**Required work**
Return the material below in full and exactly.

**Task input**

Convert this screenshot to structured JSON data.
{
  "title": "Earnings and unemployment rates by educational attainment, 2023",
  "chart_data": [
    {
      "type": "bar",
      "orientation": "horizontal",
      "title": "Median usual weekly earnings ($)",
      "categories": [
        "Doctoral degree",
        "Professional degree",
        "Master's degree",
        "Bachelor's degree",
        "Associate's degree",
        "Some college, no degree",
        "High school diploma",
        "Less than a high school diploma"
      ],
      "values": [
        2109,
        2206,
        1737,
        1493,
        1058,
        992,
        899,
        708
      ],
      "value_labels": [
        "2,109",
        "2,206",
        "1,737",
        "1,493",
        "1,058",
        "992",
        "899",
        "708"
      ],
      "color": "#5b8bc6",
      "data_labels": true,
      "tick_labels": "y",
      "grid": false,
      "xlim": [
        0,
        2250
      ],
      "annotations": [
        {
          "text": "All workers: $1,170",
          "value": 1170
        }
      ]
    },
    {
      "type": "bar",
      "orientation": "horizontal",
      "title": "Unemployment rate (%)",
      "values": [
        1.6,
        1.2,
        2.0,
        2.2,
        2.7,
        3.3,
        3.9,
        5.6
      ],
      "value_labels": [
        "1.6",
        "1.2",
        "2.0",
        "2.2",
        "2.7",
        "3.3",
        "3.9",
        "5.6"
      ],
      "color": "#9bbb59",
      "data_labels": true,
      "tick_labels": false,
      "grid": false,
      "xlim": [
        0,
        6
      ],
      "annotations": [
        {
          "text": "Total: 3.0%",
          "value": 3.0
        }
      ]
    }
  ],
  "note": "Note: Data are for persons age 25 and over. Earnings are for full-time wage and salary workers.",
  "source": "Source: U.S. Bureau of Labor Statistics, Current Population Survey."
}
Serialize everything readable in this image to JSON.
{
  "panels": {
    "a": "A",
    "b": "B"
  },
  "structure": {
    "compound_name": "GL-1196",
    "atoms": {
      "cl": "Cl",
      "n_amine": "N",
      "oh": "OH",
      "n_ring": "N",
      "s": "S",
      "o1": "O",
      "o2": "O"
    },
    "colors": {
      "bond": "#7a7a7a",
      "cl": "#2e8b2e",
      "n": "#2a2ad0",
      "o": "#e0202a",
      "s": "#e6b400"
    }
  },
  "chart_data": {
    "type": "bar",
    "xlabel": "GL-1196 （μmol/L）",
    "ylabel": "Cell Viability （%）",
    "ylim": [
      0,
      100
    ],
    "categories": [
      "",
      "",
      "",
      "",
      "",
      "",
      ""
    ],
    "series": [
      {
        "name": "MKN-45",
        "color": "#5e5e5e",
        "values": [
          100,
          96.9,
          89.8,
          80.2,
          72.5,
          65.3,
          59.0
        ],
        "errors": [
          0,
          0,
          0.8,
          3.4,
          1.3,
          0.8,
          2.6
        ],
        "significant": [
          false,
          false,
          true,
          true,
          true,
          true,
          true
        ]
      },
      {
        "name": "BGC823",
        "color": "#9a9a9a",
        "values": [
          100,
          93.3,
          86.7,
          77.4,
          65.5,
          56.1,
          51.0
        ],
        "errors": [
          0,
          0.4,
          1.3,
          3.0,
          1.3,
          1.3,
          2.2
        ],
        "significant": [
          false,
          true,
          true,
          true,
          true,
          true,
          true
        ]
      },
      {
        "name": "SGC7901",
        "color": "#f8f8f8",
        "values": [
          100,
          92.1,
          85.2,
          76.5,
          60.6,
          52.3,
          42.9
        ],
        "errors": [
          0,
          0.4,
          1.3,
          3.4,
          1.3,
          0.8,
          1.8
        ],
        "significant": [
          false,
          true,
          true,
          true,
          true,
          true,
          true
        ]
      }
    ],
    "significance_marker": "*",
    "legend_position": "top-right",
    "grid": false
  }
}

**Answer to this problem**
Convert this screenshot to structured JSON data.
{
  "title": "Earnings and unemployment rates by educational attainment, 2023",
  "chart_data": [
    {
      "type": "bar",
      "orientation": "horizontal",
      "title": "Median usual weekly earnings ($)",
      "categories": [
        "Doctoral degree",
        "Professional degree",
        "Master's degree",
        "Bachelor's degree",
        "Associate's degree",
        "Some college, no degree",
        "High school diploma",
        "Less than a high school diploma"
      ],
      "values": [
        2109,
        2206,
        1737,
        1493,
        1058,
        992,
        899,
        708
      ],
      "value_labels": [
        "2,109",
        "2,206",
        "1,737",
        "1,493",
        "1,058",
        "992",
        "899",
        "708"
      ],
      "color": "#5b8bc6",
      "data_labels": true,
      "tick_labels": "y",
      "grid": false,
      "xlim": [
        0,
        2250
      ],
      "annotations": [
        {
          "text": "All workers: $1,170",
          "value": 1170
        }
      ]
    },
    {
      "type": "bar",
      "orientation": "horizontal",
      "title": "Unemployment rate (%)",
      "values": [
        1.6,
        1.2,
        2.0,
        2.2,
        2.7,
        3.3,
        3.9,
        5.6
      ],
      "value_labels": [
        "1.6",
        "1.2",
        "2.0",
        "2.2",
        "2.7",
        "3.3",
        "3.9",
        "5.6"
      ],
      "color": "#9bbb59",
      "data_labels": true,
      "tick_labels": false,
      "grid": false,
      "xlim": [
        0,
        6
      ],
      "annotations": [
        {
          "text": "Total: 3.0%",
          "value": 3.0
        }
      ]
    }
  ],
  "note": "Note: Data are for persons age 25 and over. Earnings are for full-time wage and salary workers.",
  "source": "Source: U.S. Bureau of Labor Statistics, Current Population Survey."
}
Serialize everything readable in this image to JSON.
{
  "panels": {
    "a": "A",
    "b": "B"
  },
  "structure": {
    "compound_name": "GL-1196",
    "atoms": {
      "cl": "Cl",
      "n_amine": "N",
      "oh": "OH",
      "n_ring": "N",
      "s": "S",
      "o1": "O",
      "o2": "O"
    },
    "colors": {
      "bond": "#7a7a7a",
      "cl": "#2e8b2e",
      "n": "#2a2ad0",
      "o": "#e0202a",
      "s": "#e6b400"
    }
  },
  "chart_data": {
    "type": "bar",
    "xlabel": "GL-1196 （μmol/L）",
    "ylabel": "Cell Viability （%）",
    "ylim": [
      0,
      100
    ],
    "categories": [
      "",
      "",
      "",
      "",
      "",
      "",
      ""
    ],
    "series": [
      {
        "name": "MKN-45",
        "color": "#5e5e5e",
        "values": [
          100,
          96.9,
          89.8,
          80.2,
          72.5,
          65.3,
          59.0
        ],
        "errors": [
          0,
          0,
          0.8,
          3.4,
          1.3,
          0.8,
          2.6
        ],
        "significant": [
          false,
          false,
          true,
          true,
          true,
          true,
          true
        ]
      },
      {
        "name": "BGC823",
        "color": "#9a9a9a",
        "values": [
          100,
          93.3,
          86.7,
          77.4,
          65.5,
          56.1,
          51.0
        ],
        "errors": [
          0,
          0.4,
          1.3,
          3.0,
          1.3,
          1.3,
          2.2
        ],
        "significant": [
          false,
          true,
          true,
          true,
          true,
          true,
          true
        ]
      },
      {
        "name": "SGC7901",
        "color": "#f8f8f8",
        "values": [
          100,
          92.1,
          85.2,
          76.5,
          60.6,
          52.3,
          42.9
        ],
        "errors": [
          0,
          0.4,
          1.3,
          3.4,
          1.3,
          0.8,
          1.8
        ],
        "significant": [
          false,
          true,
          true,
          true,
          true,
          true,
          true
        ]
      }
    ],
    "significance_marker": "*",
    "legend_position": "top-right",
    "grid": false
  }
}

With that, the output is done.